==== EXERCISE MATERIALS ====

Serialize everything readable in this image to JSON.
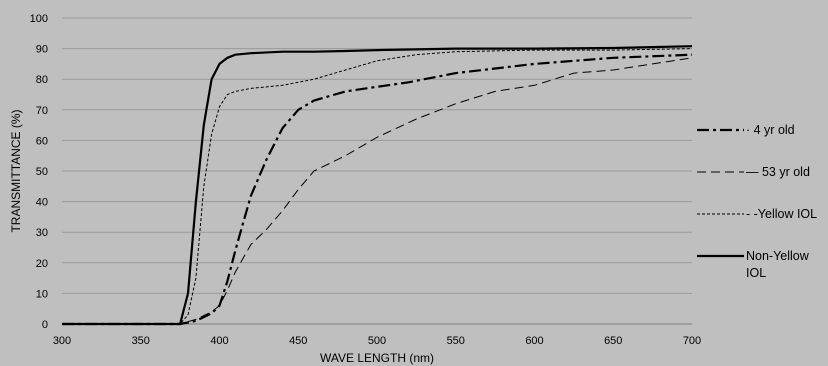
{
  "chart_data": {
    "type": "line",
    "title": "",
    "xlabel": "WAVE LENGTH (nm)",
    "ylabel": "TRANSMITTANCE (%)",
    "xlim": [
      300,
      700
    ],
    "ylim": [
      0,
      100
    ],
    "xticks": [
      300,
      350,
      400,
      450,
      500,
      550,
      600,
      650,
      700
    ],
    "yticks": [
      0,
      10,
      20,
      30,
      40,
      50,
      60,
      70,
      80,
      90,
      100
    ],
    "grid": "horizontal",
    "legend_position": "right",
    "series": [
      {
        "name": "4 yr old",
        "legend_lines": [
          "· 4 yr old"
        ],
        "style": "dash-dot",
        "color": "#000000",
        "points": [
          [
            300,
            0
          ],
          [
            370,
            0
          ],
          [
            375,
            0
          ],
          [
            385,
            1
          ],
          [
            395,
            3.5
          ],
          [
            400,
            6
          ],
          [
            405,
            14
          ],
          [
            410,
            24
          ],
          [
            415,
            33
          ],
          [
            420,
            42
          ],
          [
            430,
            54
          ],
          [
            440,
            64
          ],
          [
            450,
            70
          ],
          [
            460,
            73
          ],
          [
            480,
            76
          ],
          [
            500,
            77.5
          ],
          [
            520,
            79
          ],
          [
            550,
            82
          ],
          [
            600,
            85
          ],
          [
            650,
            87
          ],
          [
            700,
            88
          ]
        ]
      },
      {
        "name": "53 yr old",
        "legend_lines": [
          "— 53 yr old"
        ],
        "style": "long-dash",
        "color": "#000000",
        "points": [
          [
            300,
            0
          ],
          [
            370,
            0
          ],
          [
            375,
            0
          ],
          [
            385,
            1.5
          ],
          [
            395,
            4
          ],
          [
            400,
            6
          ],
          [
            405,
            11
          ],
          [
            410,
            17
          ],
          [
            420,
            26
          ],
          [
            430,
            31
          ],
          [
            440,
            37
          ],
          [
            450,
            44
          ],
          [
            460,
            50
          ],
          [
            480,
            55
          ],
          [
            500,
            61
          ],
          [
            525,
            67
          ],
          [
            550,
            72
          ],
          [
            575,
            76
          ],
          [
            600,
            78
          ],
          [
            625,
            82
          ],
          [
            650,
            83
          ],
          [
            675,
            85
          ],
          [
            700,
            87
          ]
        ]
      },
      {
        "name": "Yellow IOL",
        "legend_lines": [
          "- -Yellow IOL"
        ],
        "style": "short-dash",
        "color": "#000000",
        "points": [
          [
            300,
            0
          ],
          [
            370,
            0
          ],
          [
            375,
            0
          ],
          [
            380,
            3
          ],
          [
            385,
            15
          ],
          [
            390,
            45
          ],
          [
            395,
            62
          ],
          [
            400,
            71
          ],
          [
            405,
            75
          ],
          [
            410,
            76
          ],
          [
            420,
            77
          ],
          [
            440,
            78
          ],
          [
            460,
            80
          ],
          [
            480,
            83
          ],
          [
            500,
            86
          ],
          [
            525,
            88
          ],
          [
            550,
            89
          ],
          [
            600,
            89.5
          ],
          [
            650,
            89.5
          ],
          [
            700,
            90
          ]
        ]
      },
      {
        "name": "Non-Yellow IOL",
        "legend_lines": [
          "Non-Yellow",
          "IOL"
        ],
        "style": "solid",
        "color": "#000000",
        "points": [
          [
            300,
            0
          ],
          [
            370,
            0
          ],
          [
            375,
            0
          ],
          [
            380,
            10
          ],
          [
            385,
            40
          ],
          [
            390,
            65
          ],
          [
            395,
            80
          ],
          [
            400,
            85
          ],
          [
            405,
            87
          ],
          [
            410,
            88
          ],
          [
            420,
            88.5
          ],
          [
            440,
            89
          ],
          [
            460,
            89
          ],
          [
            480,
            89.2
          ],
          [
            500,
            89.5
          ],
          [
            550,
            90
          ],
          [
            600,
            90
          ],
          [
            650,
            90.2
          ],
          [
            700,
            90.8
          ]
        ]
      }
    ]
  }
}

====

**BRIEF:**
Your copy should match the records word for word, with the pictures removed.

**EXPECTED ANSWER:**
Serialize everything readable in this image to JSON.
{
  "chart_data": {
    "type": "line",
    "title": "",
    "xlabel": "WAVE LENGTH (nm)",
    "ylabel": "TRANSMITTANCE (%)",
    "xlim": [
      300,
      700
    ],
    "ylim": [
      0,
      100
    ],
    "xticks": [
      300,
      350,
      400,
      450,
      500,
      550,
      600,
      650,
      700
    ],
    "yticks": [
      0,
      10,
      20,
      30,
      40,
      50,
      60,
      70,
      80,
      90,
      100
    ],
    "grid": "horizontal",
    "legend_position": "right",
    "series": [
      {
        "name": "4 yr old",
        "legend_lines": [
          "· 4 yr old"
        ],
        "style": "dash-dot",
        "color": "#000000",
        "points": [
          [
            300,
            0
          ],
          [
            370,
            0
          ],
          [
            375,
            0
          ],
          [
            385,
            1
          ],
          [
            395,
            3.5
          ],
          [
            400,
            6
          ],
          [
            405,
            14
          ],
          [
            410,
            24
          ],
          [
            415,
            33
          ],
          [
            420,
            42
          ],
          [
            430,
            54
          ],
          [
            440,
            64
          ],
          [
            450,
            70
          ],
          [
            460,
            73
          ],
          [
            480,
            76
          ],
          [
            500,
            77.5
          ],
          [
            520,
            79
          ],
          [
            550,
            82
          ],
          [
            600,
            85
          ],
          [
            650,
            87
          ],
          [
            700,
            88
          ]
        ]
      },
      {
        "name": "53 yr old",
        "legend_lines": [
          "— 53 yr old"
        ],
        "style": "long-dash",
        "color": "#000000",
        "points": [
          [
            300,
            0
          ],
          [
            370,
            0
          ],
          [
            375,
            0
          ],
          [
            385,
            1.5
          ],
          [
            395,
            4
          ],
          [
            400,
            6
          ],
          [
            405,
            11
          ],
          [
            410,
            17
          ],
          [
            420,
            26
          ],
          [
            430,
            31
          ],
          [
            440,
            37
          ],
          [
            450,
            44
          ],
          [
            460,
            50
          ],
          [
            480,
            55
          ],
          [
            500,
            61
          ],
          [
            525,
            67
          ],
          [
            550,
            72
          ],
          [
            575,
            76
          ],
          [
            600,
            78
          ],
          [
            625,
            82
          ],
          [
            650,
            83
          ],
          [
            675,
            85
          ],
          [
            700,
            87
          ]
        ]
      },
      {
        "name": "Yellow IOL",
        "legend_lines": [
          "- -Yellow IOL"
        ],
        "style": "short-dash",
        "color": "#000000",
        "points": [
          [
            300,
            0
          ],
          [
            370,
            0
          ],
          [
            375,
            0
          ],
          [
            380,
            3
          ],
          [
            385,
            15
          ],
          [
            390,
            45
          ],
          [
            395,
            62
          ],
          [
            400,
            71
          ],
          [
            405,
            75
          ],
          [
            410,
            76
          ],
          [
            420,
            77
          ],
          [
            440,
            78
          ],
          [
            460,
            80
          ],
          [
            480,
            83
          ],
          [
            500,
            86
          ],
          [
            525,
            88
          ],
          [
            550,
            89
          ],
          [
            600,
            89.5
          ],
          [
            650,
            89.5
          ],
          [
            700,
            90
          ]
        ]
      },
      {
        "name": "Non-Yellow IOL",
        "legend_lines": [
          "Non-Yellow",
          "IOL"
        ],
        "style": "solid",
        "color": "#000000",
        "points": [
          [
            300,
            0
          ],
          [
            370,
            0
          ],
          [
            375,
            0
          ],
          [
            380,
            10
          ],
          [
            385,
            40
          ],
          [
            390,
            65
          ],
          [
            395,
            80
          ],
          [
            400,
            85
          ],
          [
            405,
            87
          ],
          [
            410,
            88
          ],
          [
            420,
            88.5
          ],
          [
            440,
            89
          ],
          [
            460,
            89
          ],
          [
            480,
            89.2
          ],
          [
            500,
            89.5
          ],
          [
            550,
            90
          ],
          [
            600,
            90
          ],
          [
            650,
            90.2
          ],
          [
            700,
            90.8
          ]
        ]
      }
    ]
  }
}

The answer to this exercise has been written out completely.